** Start Records for this task **
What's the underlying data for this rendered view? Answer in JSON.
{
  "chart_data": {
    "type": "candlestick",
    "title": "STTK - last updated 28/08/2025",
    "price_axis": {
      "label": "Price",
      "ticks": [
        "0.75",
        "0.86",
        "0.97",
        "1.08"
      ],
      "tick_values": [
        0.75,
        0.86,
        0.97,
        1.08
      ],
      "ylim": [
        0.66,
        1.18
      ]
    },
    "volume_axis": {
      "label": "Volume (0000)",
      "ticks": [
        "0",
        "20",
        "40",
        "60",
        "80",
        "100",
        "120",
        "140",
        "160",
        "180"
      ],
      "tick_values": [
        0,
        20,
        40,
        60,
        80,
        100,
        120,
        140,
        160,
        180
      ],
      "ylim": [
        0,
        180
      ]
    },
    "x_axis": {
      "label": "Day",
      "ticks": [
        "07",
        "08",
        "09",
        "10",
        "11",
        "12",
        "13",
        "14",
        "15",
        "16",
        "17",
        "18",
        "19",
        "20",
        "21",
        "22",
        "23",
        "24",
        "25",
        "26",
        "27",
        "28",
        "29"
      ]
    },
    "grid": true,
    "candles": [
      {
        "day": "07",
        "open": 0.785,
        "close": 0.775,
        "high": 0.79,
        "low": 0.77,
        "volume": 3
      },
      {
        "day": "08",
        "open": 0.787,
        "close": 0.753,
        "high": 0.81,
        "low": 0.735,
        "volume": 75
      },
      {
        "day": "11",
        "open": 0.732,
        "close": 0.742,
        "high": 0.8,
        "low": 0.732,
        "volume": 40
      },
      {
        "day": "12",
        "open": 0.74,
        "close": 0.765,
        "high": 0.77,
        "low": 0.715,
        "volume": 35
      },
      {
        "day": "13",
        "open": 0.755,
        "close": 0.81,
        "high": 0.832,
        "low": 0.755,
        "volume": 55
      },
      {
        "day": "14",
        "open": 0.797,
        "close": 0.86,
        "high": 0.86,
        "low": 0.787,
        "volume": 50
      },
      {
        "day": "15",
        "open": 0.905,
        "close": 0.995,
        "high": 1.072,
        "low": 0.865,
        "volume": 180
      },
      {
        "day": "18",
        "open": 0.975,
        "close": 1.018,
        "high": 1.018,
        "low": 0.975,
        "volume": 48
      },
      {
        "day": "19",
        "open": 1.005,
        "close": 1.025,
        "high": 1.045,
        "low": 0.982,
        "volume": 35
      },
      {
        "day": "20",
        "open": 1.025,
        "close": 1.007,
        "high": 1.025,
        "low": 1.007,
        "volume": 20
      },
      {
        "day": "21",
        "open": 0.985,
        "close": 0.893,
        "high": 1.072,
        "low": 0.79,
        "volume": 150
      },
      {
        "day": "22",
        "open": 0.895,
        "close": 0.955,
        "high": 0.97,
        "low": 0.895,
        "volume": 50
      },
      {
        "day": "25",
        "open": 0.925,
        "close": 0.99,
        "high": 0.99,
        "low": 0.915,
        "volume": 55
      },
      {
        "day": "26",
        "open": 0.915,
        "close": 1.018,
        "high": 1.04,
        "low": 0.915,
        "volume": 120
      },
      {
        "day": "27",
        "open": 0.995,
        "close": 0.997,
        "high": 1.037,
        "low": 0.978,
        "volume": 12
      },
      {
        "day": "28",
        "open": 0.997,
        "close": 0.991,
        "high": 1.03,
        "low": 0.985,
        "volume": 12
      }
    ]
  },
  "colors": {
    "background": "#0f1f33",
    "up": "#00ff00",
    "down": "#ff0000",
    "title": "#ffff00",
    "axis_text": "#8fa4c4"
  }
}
** End Records for this task **
** Start Records for this task **
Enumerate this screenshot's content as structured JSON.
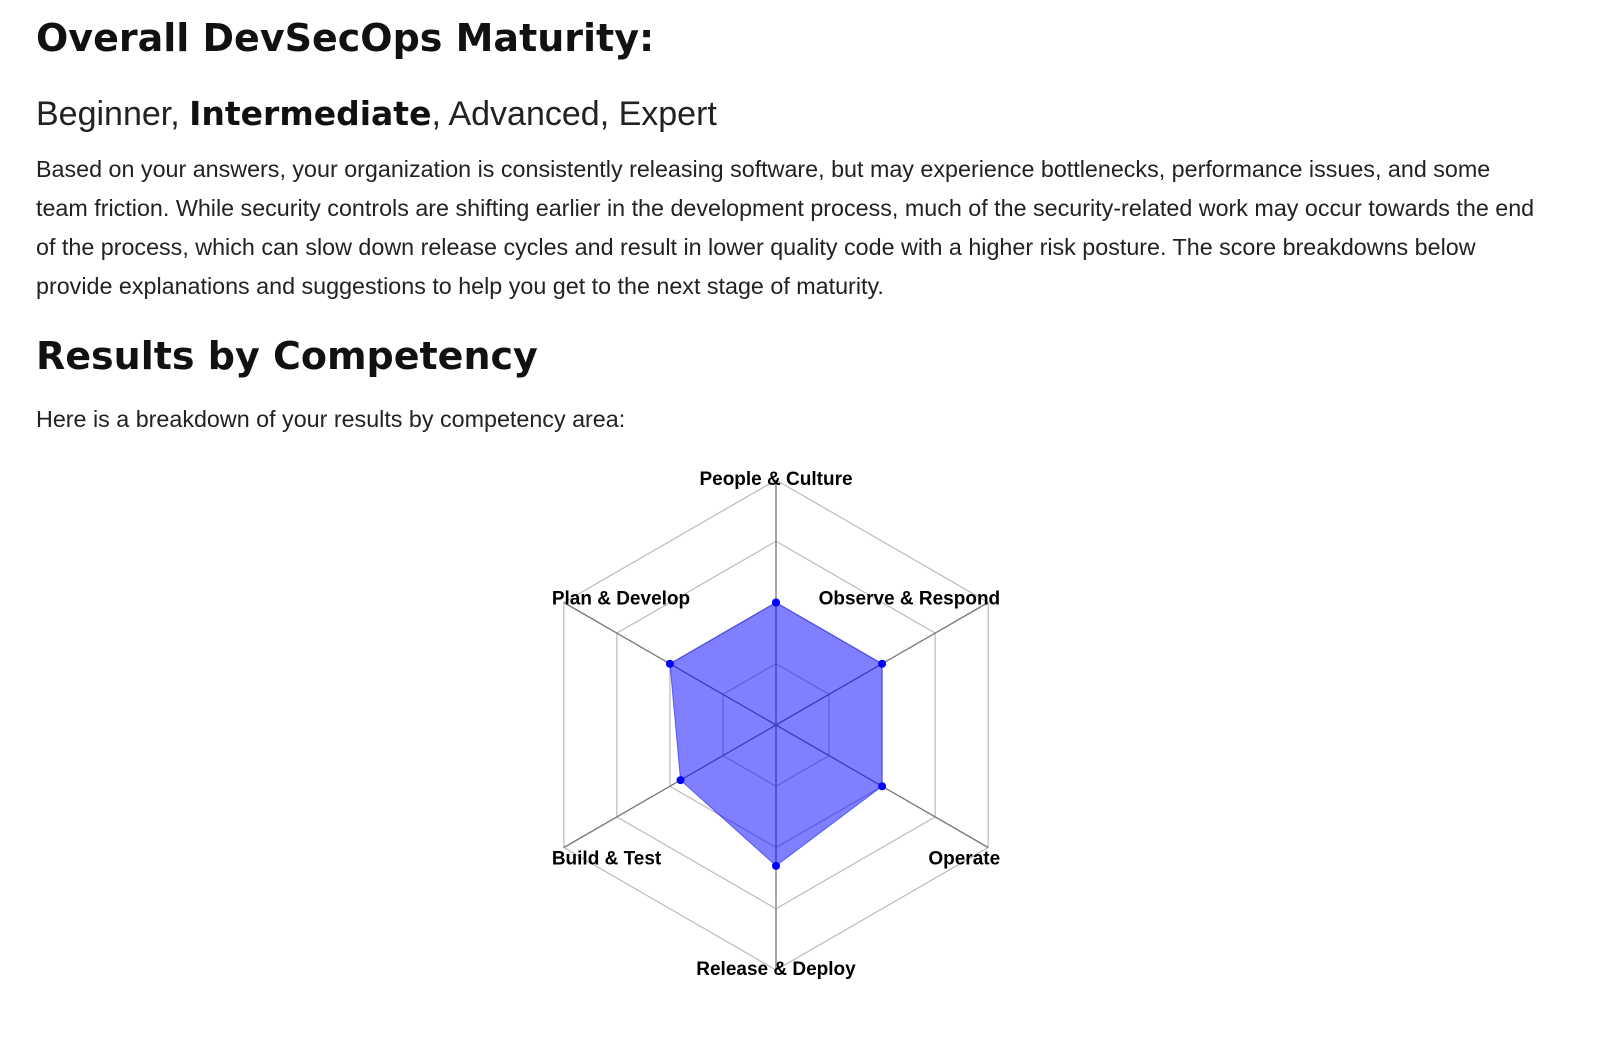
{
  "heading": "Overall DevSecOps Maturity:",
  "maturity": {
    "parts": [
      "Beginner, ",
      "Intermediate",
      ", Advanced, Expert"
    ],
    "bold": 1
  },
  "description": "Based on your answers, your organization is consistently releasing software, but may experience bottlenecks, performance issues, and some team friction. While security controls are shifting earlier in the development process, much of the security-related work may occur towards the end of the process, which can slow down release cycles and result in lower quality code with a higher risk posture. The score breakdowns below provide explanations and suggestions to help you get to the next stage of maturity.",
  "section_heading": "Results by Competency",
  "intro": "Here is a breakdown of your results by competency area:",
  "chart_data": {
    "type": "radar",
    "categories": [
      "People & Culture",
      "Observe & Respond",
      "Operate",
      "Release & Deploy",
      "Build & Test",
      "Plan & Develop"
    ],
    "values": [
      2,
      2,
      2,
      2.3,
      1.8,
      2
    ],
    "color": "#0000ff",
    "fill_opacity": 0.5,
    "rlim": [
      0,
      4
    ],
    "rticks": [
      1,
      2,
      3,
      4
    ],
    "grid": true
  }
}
** End Records for this task **
Exercise goal → Locate the word "JSON" in the entries, and copy every line where it is found.

The output →
What's the underlying data for this rendered view? Answer in JSON.
Enumerate this screenshot's content as structured JSON.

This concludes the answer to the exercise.